# Text segment
Yet Ukraine has been unable to exploit Russian logistical chaos to the extent that NATO doctrine calls for. Therefore the cumulative effects of these strikes have been gradual and attritional rather than decisive: Russian officers who once mingled out in the open now meet in bunkers, extra expenses are incurred to keep parked planes separated and well-protected, and so on. Previously soft targets adapt and harden, and the war goes on. (READ MORE: Another GOP Fail: The Free Ride for Ukraine Nobody Will Take)
What is Ukraine and its allies to do? General Zaluzhnyi assesses: “In order for us to break this deadlock we need something new, like the gunpowder which the Chinese invented and which we are still using to kill each other.” A revolution on the magnitude of gunpowder, or even the German panzer corps during World War 2, is probably not forthcoming. That leaves only a stalemate, or as Zaluzhnyi puts it, a “stupor,” in which thousands of men die over unmoving frontlines in scenes reminiscent of the Great War.
If NATO is to continue supporting Ukraine in such a fight, it will need to commit to quickly ramping up massive munitions production, particularly of artillery shells, cheap drones, and air defense systems. It will then need to sustain such production for the many years that this conflict may last.
Right now, Ukraine’s allies are coming up short. Since the beginning of Russia’s invasion, Ukrainian artillery has fired an average of 5,000 to 6,000 rounds daily, in contrast to Russia, which fires about 20,000 daily but at times has managed over 60,000. This gap has remained despite the U.S. dipping into its stockpiles and the stockpiles of its allies, and even taking out a loan for 500,000 shells from South Korea, all to keep Ukraine resupplied. The roughly 3 million shells of various calibers that the U.S. has sent since February 2022 amounts to about 4,500 per day, or barely enough to sustain Ukraine’s current rate of fire.
As existing stockpiles run out, future aid packages will have to be scraped together from freshly produced shells. The U.S. currently produces about 24,000 155mm shells per month and is aiming for 1 million per year by the end of 2025. The EU currently produces 300,000 per year and aims to grow output to 650,000 in the near future. Assuming both America and Europe meet their goals, this would mean that Ukraine, assuming that it’s still fighting in 2025, will still be receiving about 4,500 shells per day. The Russians, on the other hand, will likely be able to produce about 2 million shells per year, outpacing the U.S. and EU combined, and will be able to tap Iran, North Korea, and possibly even China for resupply.
Needless to say, this ammunition gap is unsustainable, and maintaining the status quo amounts to condemning Ukraine to a slow death. The fact that Kyiv has fewer men to lose than Moscow makes it all the more vital that it compensates with a greater volume of fire.
Therefore, if NATO truly wants to commit to supporting Ukraine until 2025 and beyond, production must ramp up much more aggressively — at least doubling or tripling the current targets. It also means pushing down the cost of production, even if it means sacrificing some quality. A “good enough” artillery shell produced in Russia costs about $600, while a shell produced in Western Europe costs up to $6,000. Sustaining 10,000 shells per day at the Russian rate costs about $2.2 billion per year; at the EU rate, about $22 billion per year. It goes without saying that the former package would be easier to sell to voters than the latter.

# Items
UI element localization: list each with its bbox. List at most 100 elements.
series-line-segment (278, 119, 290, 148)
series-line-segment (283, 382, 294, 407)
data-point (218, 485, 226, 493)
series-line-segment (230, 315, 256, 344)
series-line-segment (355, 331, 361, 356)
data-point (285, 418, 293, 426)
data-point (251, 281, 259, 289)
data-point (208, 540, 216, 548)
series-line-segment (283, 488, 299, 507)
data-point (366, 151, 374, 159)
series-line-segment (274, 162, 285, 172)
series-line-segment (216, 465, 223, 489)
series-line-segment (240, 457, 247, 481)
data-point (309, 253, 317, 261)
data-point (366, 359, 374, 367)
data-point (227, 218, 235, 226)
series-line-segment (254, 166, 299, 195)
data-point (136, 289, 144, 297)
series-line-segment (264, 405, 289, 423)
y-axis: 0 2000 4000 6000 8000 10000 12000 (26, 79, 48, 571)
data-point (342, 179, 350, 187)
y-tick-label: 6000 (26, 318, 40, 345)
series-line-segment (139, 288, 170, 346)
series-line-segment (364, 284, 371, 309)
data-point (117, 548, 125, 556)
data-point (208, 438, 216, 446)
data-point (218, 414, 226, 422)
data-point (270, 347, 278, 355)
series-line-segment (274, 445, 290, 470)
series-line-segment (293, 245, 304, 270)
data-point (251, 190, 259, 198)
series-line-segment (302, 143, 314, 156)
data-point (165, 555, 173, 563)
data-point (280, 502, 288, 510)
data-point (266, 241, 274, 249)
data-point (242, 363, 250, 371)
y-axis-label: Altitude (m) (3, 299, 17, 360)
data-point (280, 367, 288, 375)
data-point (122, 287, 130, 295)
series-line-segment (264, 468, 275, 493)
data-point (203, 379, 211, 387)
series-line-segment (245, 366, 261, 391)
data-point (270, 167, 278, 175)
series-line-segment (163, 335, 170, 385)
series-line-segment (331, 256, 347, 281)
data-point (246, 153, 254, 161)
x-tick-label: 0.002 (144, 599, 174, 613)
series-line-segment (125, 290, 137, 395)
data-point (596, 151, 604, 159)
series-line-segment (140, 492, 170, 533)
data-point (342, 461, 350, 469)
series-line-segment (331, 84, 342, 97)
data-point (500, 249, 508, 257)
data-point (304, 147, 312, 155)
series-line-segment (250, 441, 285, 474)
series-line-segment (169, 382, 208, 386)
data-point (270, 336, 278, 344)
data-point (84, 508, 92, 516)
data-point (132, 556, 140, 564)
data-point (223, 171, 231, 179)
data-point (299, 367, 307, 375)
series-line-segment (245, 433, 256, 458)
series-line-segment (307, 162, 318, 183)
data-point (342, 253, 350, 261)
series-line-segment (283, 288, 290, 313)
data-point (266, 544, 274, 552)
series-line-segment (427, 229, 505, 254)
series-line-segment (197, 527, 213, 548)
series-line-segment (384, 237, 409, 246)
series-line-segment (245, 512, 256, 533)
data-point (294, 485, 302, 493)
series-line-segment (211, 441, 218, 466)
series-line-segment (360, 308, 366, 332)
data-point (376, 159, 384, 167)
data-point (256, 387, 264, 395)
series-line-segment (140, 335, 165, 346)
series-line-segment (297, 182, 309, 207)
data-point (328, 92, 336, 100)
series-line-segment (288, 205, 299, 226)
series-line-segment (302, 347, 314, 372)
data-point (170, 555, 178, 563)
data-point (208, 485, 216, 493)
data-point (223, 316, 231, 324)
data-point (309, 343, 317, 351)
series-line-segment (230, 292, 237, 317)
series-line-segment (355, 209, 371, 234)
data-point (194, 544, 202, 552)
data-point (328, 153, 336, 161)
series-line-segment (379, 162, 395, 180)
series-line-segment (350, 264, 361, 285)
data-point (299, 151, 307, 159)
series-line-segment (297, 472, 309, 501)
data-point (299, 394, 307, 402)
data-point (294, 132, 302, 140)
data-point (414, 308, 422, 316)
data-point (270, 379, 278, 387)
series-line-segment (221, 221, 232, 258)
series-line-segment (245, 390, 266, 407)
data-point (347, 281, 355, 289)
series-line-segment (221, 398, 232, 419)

# Written request
Transcribe the part of the article on Ukraine's ammunition gap that begins at the words "Therefore, if NATO" and stops after the words "than the latter.". These lines are separate material and have no connection to the article on Ukraine's ammunition gap.

# Finished exercise
Therefore, if NATO truly wants to commit to supporting Ukraine until 2025 and beyond, production must ramp up much more aggressively — at least doubling or tripling the current targets. It also means pushing down the cost of production, even if it means sacrificing some quality. A “good enough” artillery shell produced in Russia costs about $600, while a shell produced in Western Europe costs up to $6,000. Sustaining 10,000 shells per day at the Russian rate costs about $2.2 billion per year; at the EU rate, about $22 billion per year. It goes without saying that the former package would be easier to sell to voters than the latter.